Repeat the listing that follows, character for character, minus the pictures.

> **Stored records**

%%

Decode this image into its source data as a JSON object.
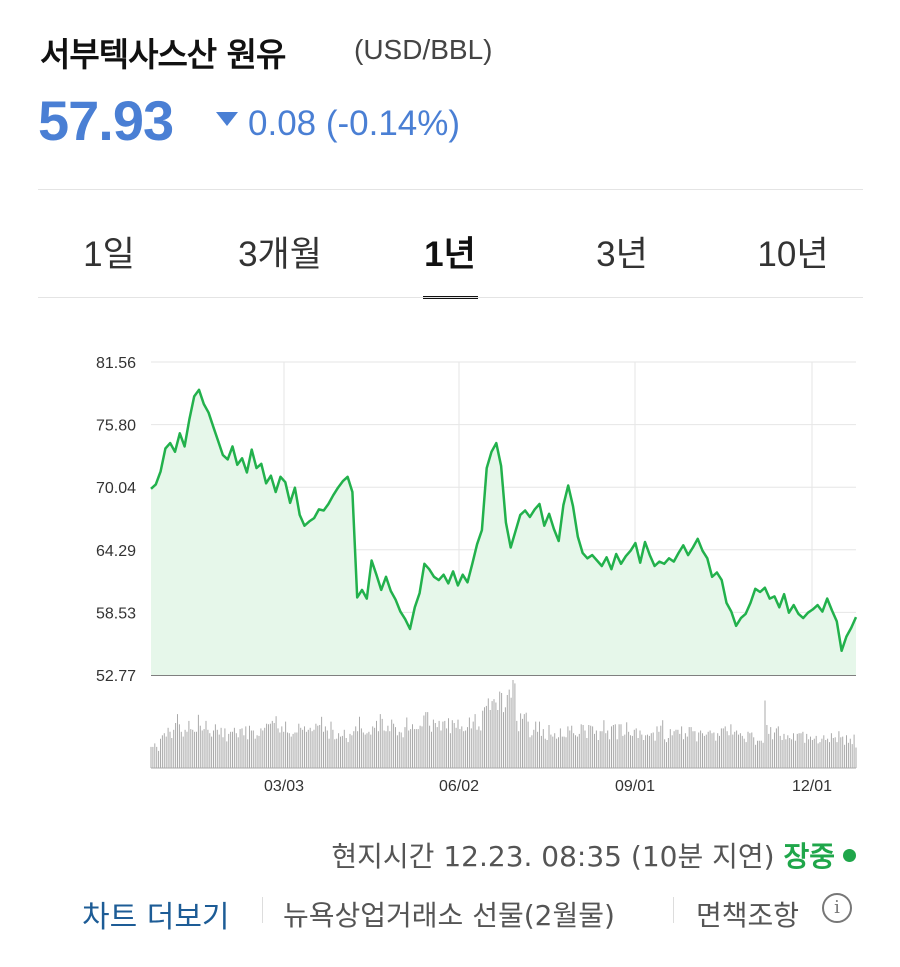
{
  "header": {
    "title": "서부텍사스산 원유",
    "unit": "(USD/BBL)",
    "price": "57.93",
    "change": "0.08 (-0.14%)",
    "change_direction": "down",
    "accent_color": "#4a7fd4"
  },
  "tabs": [
    {
      "label": "1일",
      "active": false
    },
    {
      "label": "3개월",
      "active": false
    },
    {
      "label": "1년",
      "active": true
    },
    {
      "label": "3년",
      "active": false
    },
    {
      "label": "10년",
      "active": false
    }
  ],
  "footer": {
    "time_text": "현지시간 12.23. 08:35 (10분 지연)",
    "status": "장중",
    "status_color": "#1fa64a",
    "more_chart": "차트 더보기",
    "exchange": "뉴욕상업거래소 선물(2월물)",
    "disclaimer": "면책조항",
    "info_icon": "info-icon"
  },
  "chart_data": {
    "type": "area",
    "y_ticks": [
      "81.56",
      "75.80",
      "70.04",
      "64.29",
      "58.53",
      "52.77"
    ],
    "ylim": [
      52.77,
      81.56
    ],
    "x_tick_labels": [
      "03/03",
      "06/02",
      "09/01",
      "12/01"
    ],
    "grid": true,
    "line_color": "#22b14c",
    "fill_color": "#e6f7ea",
    "series": [
      {
        "values": [
          69.9,
          70.3,
          71.5,
          73.6,
          74.1,
          73.3,
          75.0,
          73.8,
          76.3,
          78.4,
          79.0,
          77.7,
          76.9,
          75.6,
          74.3,
          73.0,
          72.6,
          73.8,
          72.1,
          72.7,
          71.4,
          73.5,
          71.8,
          72.2,
          70.4,
          71.1,
          69.6,
          71.0,
          70.5,
          68.6,
          70.0,
          67.5,
          66.5,
          66.9,
          67.2,
          68.0,
          67.9,
          68.5,
          69.3,
          70.0,
          70.6,
          71.0,
          69.6,
          59.9,
          60.6,
          59.8,
          63.3,
          62.0,
          60.6,
          61.8,
          60.5,
          59.7,
          58.6,
          57.9,
          57.0,
          59.0,
          60.3,
          63.0,
          62.5,
          61.8,
          61.5,
          62.0,
          61.2,
          62.3,
          61.0,
          62.0,
          61.3,
          63.0,
          64.8,
          66.1,
          71.8,
          73.3,
          74.1,
          72.0,
          66.8,
          64.5,
          66.0,
          67.5,
          67.9,
          67.3,
          68.0,
          68.5,
          66.5,
          67.6,
          66.2,
          65.1,
          68.4,
          70.2,
          68.3,
          65.5,
          64.0,
          63.5,
          63.8,
          63.3,
          62.8,
          63.6,
          62.5,
          63.9,
          63.0,
          63.7,
          64.2,
          64.9,
          63.1,
          65.0,
          63.8,
          62.8,
          63.2,
          63.0,
          63.5,
          63.2,
          64.0,
          64.7,
          63.8,
          64.5,
          65.3,
          64.2,
          63.5,
          61.8,
          62.2,
          61.5,
          59.4,
          58.6,
          57.3,
          58.0,
          58.4,
          59.4,
          60.7,
          60.4,
          60.8,
          59.8,
          60.0,
          59.0,
          60.2,
          58.5,
          59.2,
          58.4,
          58.0,
          58.5,
          58.8,
          59.2,
          58.6,
          59.8,
          58.7,
          57.7,
          55.0,
          56.3,
          57.1,
          58.1
        ]
      }
    ],
    "volume": [
      31,
      31,
      36,
      31,
      25,
      43,
      48,
      51,
      46,
      59,
      53,
      44,
      56,
      66,
      79,
      64,
      53,
      46,
      56,
      53,
      69,
      57,
      56,
      53,
      53,
      78,
      62,
      55,
      57,
      69,
      56,
      51,
      46,
      55,
      64,
      56,
      49,
      59,
      45,
      58,
      39,
      50,
      53,
      53,
      59,
      51,
      45,
      57,
      58,
      48,
      61,
      42,
      62,
      55,
      55,
      43,
      48,
      47,
      58,
      55,
      59,
      65,
      64,
      65,
      69,
      66,
      76,
      58,
      52,
      61,
      53,
      68,
      52,
      51,
      46,
      50,
      52,
      52,
      65,
      59,
      56,
      61,
      53,
      56,
      59,
      54,
      56,
      65,
      62,
      63,
      75,
      53,
      61,
      55,
      43,
      68,
      56,
      42,
      43,
      51,
      46,
      47,
      56,
      44,
      38,
      50,
      48,
      54,
      61,
      54,
      75,
      58,
      52,
      49,
      51,
      53,
      49,
      61,
      59,
      69,
      54,
      79,
      72,
      55,
      54,
      62,
      54,
      71,
      65,
      60,
      48,
      53,
      52,
      45,
      60,
      74,
      55,
      57,
      64,
      57,
      57,
      57,
      62,
      61,
      77,
      82,
      82,
      62,
      53,
      71,
      66,
      60,
      69,
      55,
      68,
      69,
      58,
      73,
      51,
      70,
      66,
      59,
      71,
      57,
      61,
      54,
      55,
      60,
      74,
      58,
      68,
      79,
      56,
      61,
      55,
      84,
      89,
      91,
      102,
      85,
      98,
      101,
      96,
      85,
      112,
      110,
      82,
      89,
      107,
      115,
      103,
      129,
      124,
      69,
      54,
      80,
      72,
      79,
      81,
      68,
      45,
      48,
      56,
      68,
      53,
      68,
      47,
      57,
      43,
      41,
      63,
      49,
      46,
      51,
      43,
      45,
      58,
      46,
      46,
      45,
      61,
      55,
      62,
      51,
      48,
      46,
      50,
      64,
      63,
      55,
      44,
      63,
      62,
      61,
      50,
      55,
      41,
      54,
      54,
      70,
      51,
      55,
      42,
      61,
      63,
      64,
      42,
      64,
      64,
      47,
      49,
      67,
      53,
      48,
      47,
      56,
      58,
      44,
      55,
      49,
      41,
      48,
      49,
      47,
      51,
      52,
      40,
      61,
      53,
      62,
      70,
      42,
      38,
      44,
      57,
      48,
      54,
      56,
      56,
      50,
      61,
      42,
      51,
      46,
      60,
      60,
      54,
      54,
      39,
      52,
      55,
      51,
      47,
      49,
      53,
      55,
      51,
      52,
      40,
      51,
      47,
      58,
      58,
      61,
      54,
      48,
      64,
      49,
      53,
      55,
      49,
      51,
      47,
      43,
      38,
      53,
      51,
      52,
      45,
      34,
      40,
      40,
      40,
      37,
      99,
      63,
      50,
      60,
      42,
      52,
      58,
      61,
      47,
      41,
      50,
      42,
      48,
      44,
      42,
      51,
      40,
      50,
      51,
      51,
      53,
      37,
      50,
      42,
      46,
      41,
      43,
      47,
      36,
      38,
      43,
      48,
      41,
      43,
      38,
      51,
      44,
      45,
      38,
      54,
      45,
      46,
      34,
      48,
      37,
      43,
      35,
      49,
      30
    ]
  }
}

%%

> **Response to this exercise**
Decode this image into its source data as a JSON object.
{
  "header": {
    "title": "서부텍사스산 원유",
    "unit": "(USD/BBL)",
    "price": "57.93",
    "change": "0.08 (-0.14%)",
    "change_direction": "down",
    "accent_color": "#4a7fd4"
  },
  "tabs": [
    {
      "label": "1일",
      "active": false
    },
    {
      "label": "3개월",
      "active": false
    },
    {
      "label": "1년",
      "active": true
    },
    {
      "label": "3년",
      "active": false
    },
    {
      "label": "10년",
      "active": false
    }
  ],
  "footer": {
    "time_text": "현지시간 12.23. 08:35 (10분 지연)",
    "status": "장중",
    "status_color": "#1fa64a",
    "more_chart": "차트 더보기",
    "exchange": "뉴욕상업거래소 선물(2월물)",
    "disclaimer": "면책조항",
    "info_icon": "info-icon"
  },
  "chart_data": {
    "type": "area",
    "y_ticks": [
      "81.56",
      "75.80",
      "70.04",
      "64.29",
      "58.53",
      "52.77"
    ],
    "ylim": [
      52.77,
      81.56
    ],
    "x_tick_labels": [
      "03/03",
      "06/02",
      "09/01",
      "12/01"
    ],
    "grid": true,
    "line_color": "#22b14c",
    "fill_color": "#e6f7ea",
    "series": [
      {
        "values": [
          69.9,
          70.3,
          71.5,
          73.6,
          74.1,
          73.3,
          75.0,
          73.8,
          76.3,
          78.4,
          79.0,
          77.7,
          76.9,
          75.6,
          74.3,
          73.0,
          72.6,
          73.8,
          72.1,
          72.7,
          71.4,
          73.5,
          71.8,
          72.2,
          70.4,
          71.1,
          69.6,
          71.0,
          70.5,
          68.6,
          70.0,
          67.5,
          66.5,
          66.9,
          67.2,
          68.0,
          67.9,
          68.5,
          69.3,
          70.0,
          70.6,
          71.0,
          69.6,
          59.9,
          60.6,
          59.8,
          63.3,
          62.0,
          60.6,
          61.8,
          60.5,
          59.7,
          58.6,
          57.9,
          57.0,
          59.0,
          60.3,
          63.0,
          62.5,
          61.8,
          61.5,
          62.0,
          61.2,
          62.3,
          61.0,
          62.0,
          61.3,
          63.0,
          64.8,
          66.1,
          71.8,
          73.3,
          74.1,
          72.0,
          66.8,
          64.5,
          66.0,
          67.5,
          67.9,
          67.3,
          68.0,
          68.5,
          66.5,
          67.6,
          66.2,
          65.1,
          68.4,
          70.2,
          68.3,
          65.5,
          64.0,
          63.5,
          63.8,
          63.3,
          62.8,
          63.6,
          62.5,
          63.9,
          63.0,
          63.7,
          64.2,
          64.9,
          63.1,
          65.0,
          63.8,
          62.8,
          63.2,
          63.0,
          63.5,
          63.2,
          64.0,
          64.7,
          63.8,
          64.5,
          65.3,
          64.2,
          63.5,
          61.8,
          62.2,
          61.5,
          59.4,
          58.6,
          57.3,
          58.0,
          58.4,
          59.4,
          60.7,
          60.4,
          60.8,
          59.8,
          60.0,
          59.0,
          60.2,
          58.5,
          59.2,
          58.4,
          58.0,
          58.5,
          58.8,
          59.2,
          58.6,
          59.8,
          58.7,
          57.7,
          55.0,
          56.3,
          57.1,
          58.1
        ]
      }
    ],
    "volume": [
      31,
      31,
      36,
      31,
      25,
      43,
      48,
      51,
      46,
      59,
      53,
      44,
      56,
      66,
      79,
      64,
      53,
      46,
      56,
      53,
      69,
      57,
      56,
      53,
      53,
      78,
      62,
      55,
      57,
      69,
      56,
      51,
      46,
      55,
      64,
      56,
      49,
      59,
      45,
      58,
      39,
      50,
      53,
      53,
      59,
      51,
      45,
      57,
      58,
      48,
      61,
      42,
      62,
      55,
      55,
      43,
      48,
      47,
      58,
      55,
      59,
      65,
      64,
      65,
      69,
      66,
      76,
      58,
      52,
      61,
      53,
      68,
      52,
      51,
      46,
      50,
      52,
      52,
      65,
      59,
      56,
      61,
      53,
      56,
      59,
      54,
      56,
      65,
      62,
      63,
      75,
      53,
      61,
      55,
      43,
      68,
      56,
      42,
      43,
      51,
      46,
      47,
      56,
      44,
      38,
      50,
      48,
      54,
      61,
      54,
      75,
      58,
      52,
      49,
      51,
      53,
      49,
      61,
      59,
      69,
      54,
      79,
      72,
      55,
      54,
      62,
      54,
      71,
      65,
      60,
      48,
      53,
      52,
      45,
      60,
      74,
      55,
      57,
      64,
      57,
      57,
      57,
      62,
      61,
      77,
      82,
      82,
      62,
      53,
      71,
      66,
      60,
      69,
      55,
      68,
      69,
      58,
      73,
      51,
      70,
      66,
      59,
      71,
      57,
      61,
      54,
      55,
      60,
      74,
      58,
      68,
      79,
      56,
      61,
      55,
      84,
      89,
      91,
      102,
      85,
      98,
      101,
      96,
      85,
      112,
      110,
      82,
      89,
      107,
      115,
      103,
      129,
      124,
      69,
      54,
      80,
      72,
      79,
      81,
      68,
      45,
      48,
      56,
      68,
      53,
      68,
      47,
      57,
      43,
      41,
      63,
      49,
      46,
      51,
      43,
      45,
      58,
      46,
      46,
      45,
      61,
      55,
      62,
      51,
      48,
      46,
      50,
      64,
      63,
      55,
      44,
      63,
      62,
      61,
      50,
      55,
      41,
      54,
      54,
      70,
      51,
      55,
      42,
      61,
      63,
      64,
      42,
      64,
      64,
      47,
      49,
      67,
      53,
      48,
      47,
      56,
      58,
      44,
      55,
      49,
      41,
      48,
      49,
      47,
      51,
      52,
      40,
      61,
      53,
      62,
      70,
      42,
      38,
      44,
      57,
      48,
      54,
      56,
      56,
      50,
      61,
      42,
      51,
      46,
      60,
      60,
      54,
      54,
      39,
      52,
      55,
      51,
      47,
      49,
      53,
      55,
      51,
      52,
      40,
      51,
      47,
      58,
      58,
      61,
      54,
      48,
      64,
      49,
      53,
      55,
      49,
      51,
      47,
      43,
      38,
      53,
      51,
      52,
      45,
      34,
      40,
      40,
      40,
      37,
      99,
      63,
      50,
      60,
      42,
      52,
      58,
      61,
      47,
      41,
      50,
      42,
      48,
      44,
      42,
      51,
      40,
      50,
      51,
      51,
      53,
      37,
      50,
      42,
      46,
      41,
      43,
      47,
      36,
      38,
      43,
      48,
      41,
      43,
      38,
      51,
      44,
      45,
      38,
      54,
      45,
      46,
      34,
      48,
      37,
      43,
      35,
      49,
      30
    ]
  }
}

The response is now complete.